Task goal
Repeat the entries below exactly as they appear, with no pictures.

Material provided
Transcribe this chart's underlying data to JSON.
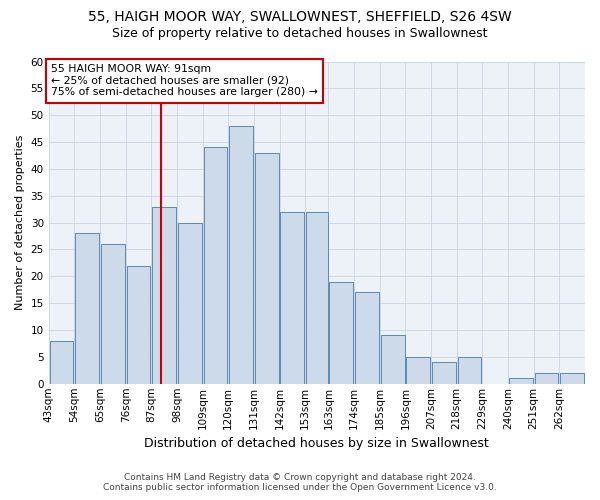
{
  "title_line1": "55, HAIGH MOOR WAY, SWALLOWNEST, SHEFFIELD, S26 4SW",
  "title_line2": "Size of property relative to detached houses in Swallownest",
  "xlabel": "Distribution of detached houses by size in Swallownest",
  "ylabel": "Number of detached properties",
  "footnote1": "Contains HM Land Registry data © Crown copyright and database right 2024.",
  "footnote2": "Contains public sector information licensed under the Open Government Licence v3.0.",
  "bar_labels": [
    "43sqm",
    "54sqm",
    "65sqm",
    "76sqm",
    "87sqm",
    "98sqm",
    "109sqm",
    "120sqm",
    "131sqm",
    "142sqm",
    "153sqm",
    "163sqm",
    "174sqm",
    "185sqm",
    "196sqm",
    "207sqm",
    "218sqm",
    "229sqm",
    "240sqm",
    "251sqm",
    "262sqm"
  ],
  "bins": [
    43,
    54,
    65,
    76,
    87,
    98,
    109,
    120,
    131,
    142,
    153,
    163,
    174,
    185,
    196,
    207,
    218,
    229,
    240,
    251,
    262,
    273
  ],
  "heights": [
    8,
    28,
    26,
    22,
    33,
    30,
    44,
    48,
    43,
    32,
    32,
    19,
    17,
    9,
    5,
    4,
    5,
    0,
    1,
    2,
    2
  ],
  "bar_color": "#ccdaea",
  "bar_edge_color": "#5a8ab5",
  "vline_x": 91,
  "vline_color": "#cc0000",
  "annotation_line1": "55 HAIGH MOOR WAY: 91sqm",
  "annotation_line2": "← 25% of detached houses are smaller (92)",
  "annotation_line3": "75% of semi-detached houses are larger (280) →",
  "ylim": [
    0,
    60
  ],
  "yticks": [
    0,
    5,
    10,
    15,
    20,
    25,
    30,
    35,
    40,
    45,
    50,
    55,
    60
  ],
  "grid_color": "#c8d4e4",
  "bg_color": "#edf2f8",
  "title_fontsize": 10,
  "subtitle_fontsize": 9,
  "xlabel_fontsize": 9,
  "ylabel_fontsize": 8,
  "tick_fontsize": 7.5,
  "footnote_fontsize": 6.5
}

Solution to this exercise
Transcribe this chart's underlying data to JSON.
{
  "title_line1": "55, HAIGH MOOR WAY, SWALLOWNEST, SHEFFIELD, S26 4SW",
  "title_line2": "Size of property relative to detached houses in Swallownest",
  "xlabel": "Distribution of detached houses by size in Swallownest",
  "ylabel": "Number of detached properties",
  "footnote1": "Contains HM Land Registry data © Crown copyright and database right 2024.",
  "footnote2": "Contains public sector information licensed under the Open Government Licence v3.0.",
  "bar_labels": [
    "43sqm",
    "54sqm",
    "65sqm",
    "76sqm",
    "87sqm",
    "98sqm",
    "109sqm",
    "120sqm",
    "131sqm",
    "142sqm",
    "153sqm",
    "163sqm",
    "174sqm",
    "185sqm",
    "196sqm",
    "207sqm",
    "218sqm",
    "229sqm",
    "240sqm",
    "251sqm",
    "262sqm"
  ],
  "bins": [
    43,
    54,
    65,
    76,
    87,
    98,
    109,
    120,
    131,
    142,
    153,
    163,
    174,
    185,
    196,
    207,
    218,
    229,
    240,
    251,
    262,
    273
  ],
  "heights": [
    8,
    28,
    26,
    22,
    33,
    30,
    44,
    48,
    43,
    32,
    32,
    19,
    17,
    9,
    5,
    4,
    5,
    0,
    1,
    2,
    2
  ],
  "bar_color": "#ccdaea",
  "bar_edge_color": "#5a8ab5",
  "vline_x": 91,
  "vline_color": "#cc0000",
  "annotation_line1": "55 HAIGH MOOR WAY: 91sqm",
  "annotation_line2": "← 25% of detached houses are smaller (92)",
  "annotation_line3": "75% of semi-detached houses are larger (280) →",
  "ylim": [
    0,
    60
  ],
  "yticks": [
    0,
    5,
    10,
    15,
    20,
    25,
    30,
    35,
    40,
    45,
    50,
    55,
    60
  ],
  "grid_color": "#c8d4e4",
  "bg_color": "#edf2f8",
  "title_fontsize": 10,
  "subtitle_fontsize": 9,
  "xlabel_fontsize": 9,
  "ylabel_fontsize": 8,
  "tick_fontsize": 7.5,
  "footnote_fontsize": 6.5
}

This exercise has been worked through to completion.